What the task requires | Report all lines from the entries below in which "this" appears.

Entries shown |
|---|

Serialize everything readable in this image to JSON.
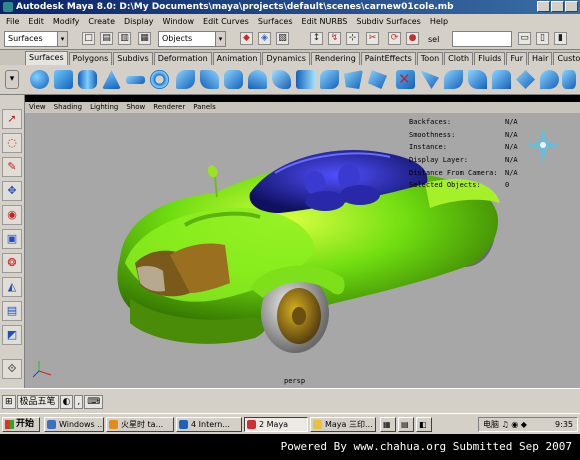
{
  "window": {
    "title": "Autodesk Maya 8.0: D:\\My Documents\\maya\\projects\\default\\scenes\\carnew01cole.mb"
  },
  "menubar": {
    "items": [
      "File",
      "Edit",
      "Modify",
      "Create",
      "Display",
      "Window",
      "Edit Curves",
      "Surfaces",
      "Edit NURBS",
      "Subdiv Surfaces",
      "Help"
    ]
  },
  "statusline": {
    "menuset": "Surfaces",
    "selection_mode": "Objects",
    "render_label": "sel"
  },
  "shelf": {
    "tabs": [
      "Surfaces",
      "Polygons",
      "Subdivs",
      "Deformation",
      "Animation",
      "Dynamics",
      "Rendering",
      "PaintEffects",
      "Toon",
      "Cloth",
      "Fluids",
      "Fur",
      "Hair",
      "Custom"
    ],
    "active_tab": "Surfaces"
  },
  "panel": {
    "menus": [
      "View",
      "Shading",
      "Lighting",
      "Show",
      "Renderer",
      "Panels"
    ]
  },
  "hud": {
    "rows": [
      {
        "label": "Backfaces:",
        "value": "N/A"
      },
      {
        "label": "Smoothness:",
        "value": "N/A"
      },
      {
        "label": "Instance:",
        "value": "N/A"
      },
      {
        "label": "Display Layer:",
        "value": "N/A"
      },
      {
        "label": "Distance From Camera:",
        "value": "N/A"
      },
      {
        "label": "Selected Objects:",
        "value": "0"
      }
    ],
    "camera": "persp"
  },
  "bottombar": {
    "ime_label": "极品五笔"
  },
  "taskbar": {
    "start_label": "开始",
    "tasks": [
      "Windows ...",
      "火星时 ta...",
      "4 Intern...",
      "2 Maya",
      "Maya 三印..."
    ],
    "active_task": "2 Maya",
    "tray_label": "电脑",
    "clock": "9:35"
  },
  "footer": {
    "text": "Powered By www.chahua.org  Submitted Sep 2007"
  }
}
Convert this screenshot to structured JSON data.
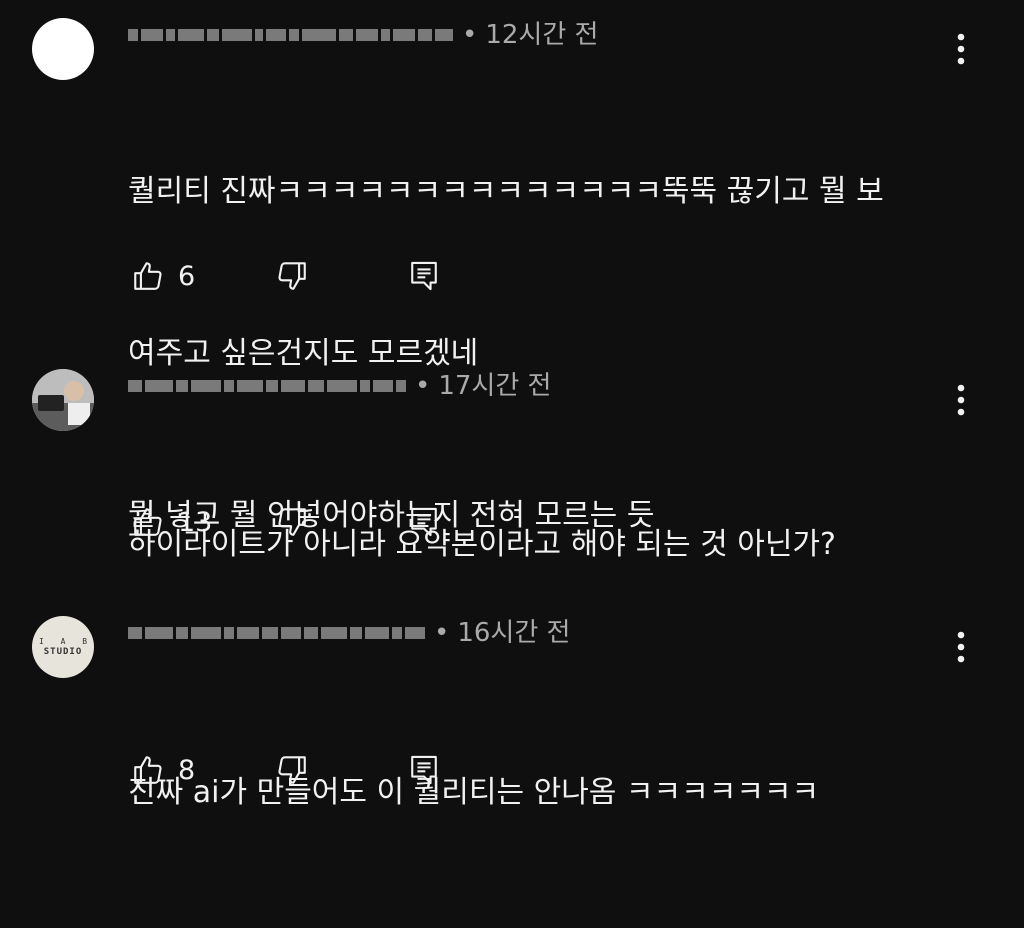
{
  "comments": [
    {
      "author": "",
      "time": "12시간 전",
      "text_lines": [
        "퀄리티 진짜ㅋㅋㅋㅋㅋㅋㅋㅋㅋㅋㅋㅋㅋㅋ뚝뚝 끊기고 뭘 보",
        "여주고 싶은건지도 모르겠네",
        "뭘 넣고 뭘 안넣어야하는지 전혀 모르는 듯"
      ],
      "likes": "6"
    },
    {
      "author": "",
      "time": "17시간 전",
      "text_lines": [
        "하이라이트가 아니라 요약본이라고 해야 되는 것 아닌가?"
      ],
      "likes": "13"
    },
    {
      "author": "",
      "time": "16시간 전",
      "text_lines": [
        "진짜 ai가 만들어도 이 퀄리티는 안나옴 ㅋㅋㅋㅋㅋㅋㅋ"
      ],
      "likes": "8"
    }
  ],
  "avatars": {
    "studio_line1": "I A B",
    "studio_line2": "STUDIO"
  },
  "icons": {
    "like": "thumb-up-icon",
    "dislike": "thumb-down-icon",
    "reply": "reply-icon",
    "more": "more-vert-icon"
  },
  "colors": {
    "background": "#0f0f0f",
    "text": "#f1f1f1",
    "secondary_text": "#aaaaaa"
  }
}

|---|

Written response |
Serialize everything readable in this image to JSON.
Convert this screenshot to structured JSON data.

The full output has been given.